◆ **Task input**:

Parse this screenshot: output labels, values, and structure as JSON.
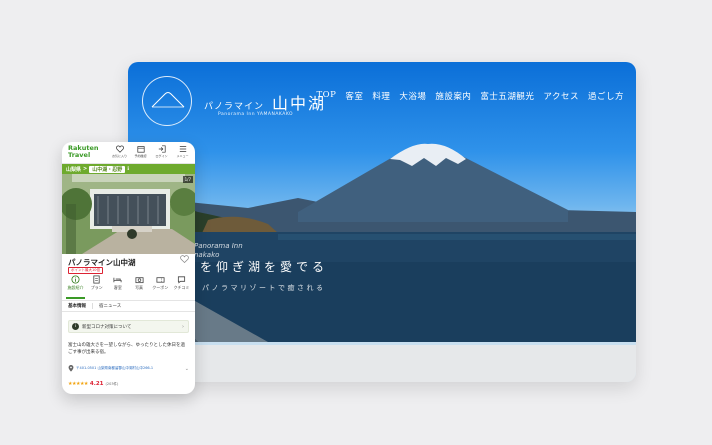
{
  "desktop": {
    "brand_small": "パノラマイン",
    "brand_large": "山中湖",
    "brand_sub": "Panorama Inn YAMANAKAKO",
    "nav": [
      "TOP",
      "客室",
      "料理",
      "大浴場",
      "施設案内",
      "富士五湖観光",
      "アクセス",
      "過ごし方"
    ],
    "hero_en_1": "Panorama Inn",
    "hero_en_2": "nakako",
    "hero_copy": "を仰ぎ湖を愛でる",
    "hero_sub": "パノラマリゾートで癒される"
  },
  "mobile": {
    "logo_line1": "Rakuten",
    "logo_line2": "Travel",
    "header_icons": [
      {
        "icon": "heart-icon",
        "label": "お気に入り"
      },
      {
        "icon": "calendar-icon",
        "label": "予約確認"
      },
      {
        "icon": "login-icon",
        "label": "ログイン"
      },
      {
        "icon": "menu-icon",
        "label": "メニュー"
      }
    ],
    "breadcrumb": [
      "山梨県",
      ">",
      "山中湖・忍野",
      "ℹ"
    ],
    "photo_count": "1/7",
    "hotel_name": "パノラマイン山中湖",
    "tag": "ポイント最大10倍",
    "tabs": [
      {
        "icon": "info-icon",
        "label": "施設紹介"
      },
      {
        "icon": "document-icon",
        "label": "プラン"
      },
      {
        "icon": "bed-icon",
        "label": "客室"
      },
      {
        "icon": "camera-icon",
        "label": "写真"
      },
      {
        "icon": "coupon-icon",
        "label": "クーポン"
      },
      {
        "icon": "chat-icon",
        "label": "クチコミ"
      }
    ],
    "sub_tabs": [
      "基本情報",
      "宿ニュース"
    ],
    "notice": "新型コロナ対策について",
    "description": "富士山の雄大さを一望しながら、ゆったりとした休日を過ごす事が出来る宿。",
    "address": "〒401-0501 山梨県南都留郡山中湖村山中266-1",
    "stars": "★★★★★",
    "score": "4.21",
    "reviews": "(203件)"
  },
  "colors": {
    "rakuten_green": "#3a9a26",
    "breadcrumb_green": "#6eaa2e",
    "score_red": "#dd2233",
    "star_orange": "#f2a30f"
  }
}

◆ **Direction**:
Without the pictures, repeat the listing above exactly.

◆ **Output of the task**:
Parse this screenshot: output labels, values, and structure as JSON.
{
  "desktop": {
    "brand_small": "パノラマイン",
    "brand_large": "山中湖",
    "brand_sub": "Panorama Inn YAMANAKAKO",
    "nav": [
      "TOP",
      "客室",
      "料理",
      "大浴場",
      "施設案内",
      "富士五湖観光",
      "アクセス",
      "過ごし方"
    ],
    "hero_en_1": "Panorama Inn",
    "hero_en_2": "nakako",
    "hero_copy": "を仰ぎ湖を愛でる",
    "hero_sub": "パノラマリゾートで癒される"
  },
  "mobile": {
    "logo_line1": "Rakuten",
    "logo_line2": "Travel",
    "header_icons": [
      {
        "icon": "heart-icon",
        "label": "お気に入り"
      },
      {
        "icon": "calendar-icon",
        "label": "予約確認"
      },
      {
        "icon": "login-icon",
        "label": "ログイン"
      },
      {
        "icon": "menu-icon",
        "label": "メニュー"
      }
    ],
    "breadcrumb": [
      "山梨県",
      ">",
      "山中湖・忍野",
      "ℹ"
    ],
    "photo_count": "1/7",
    "hotel_name": "パノラマイン山中湖",
    "tag": "ポイント最大10倍",
    "tabs": [
      {
        "icon": "info-icon",
        "label": "施設紹介"
      },
      {
        "icon": "document-icon",
        "label": "プラン"
      },
      {
        "icon": "bed-icon",
        "label": "客室"
      },
      {
        "icon": "camera-icon",
        "label": "写真"
      },
      {
        "icon": "coupon-icon",
        "label": "クーポン"
      },
      {
        "icon": "chat-icon",
        "label": "クチコミ"
      }
    ],
    "sub_tabs": [
      "基本情報",
      "宿ニュース"
    ],
    "notice": "新型コロナ対策について",
    "description": "富士山の雄大さを一望しながら、ゆったりとした休日を過ごす事が出来る宿。",
    "address": "〒401-0501 山梨県南都留郡山中湖村山中266-1",
    "stars": "★★★★★",
    "score": "4.21",
    "reviews": "(203件)"
  },
  "colors": {
    "rakuten_green": "#3a9a26",
    "breadcrumb_green": "#6eaa2e",
    "score_red": "#dd2233",
    "star_orange": "#f2a30f"
  }
}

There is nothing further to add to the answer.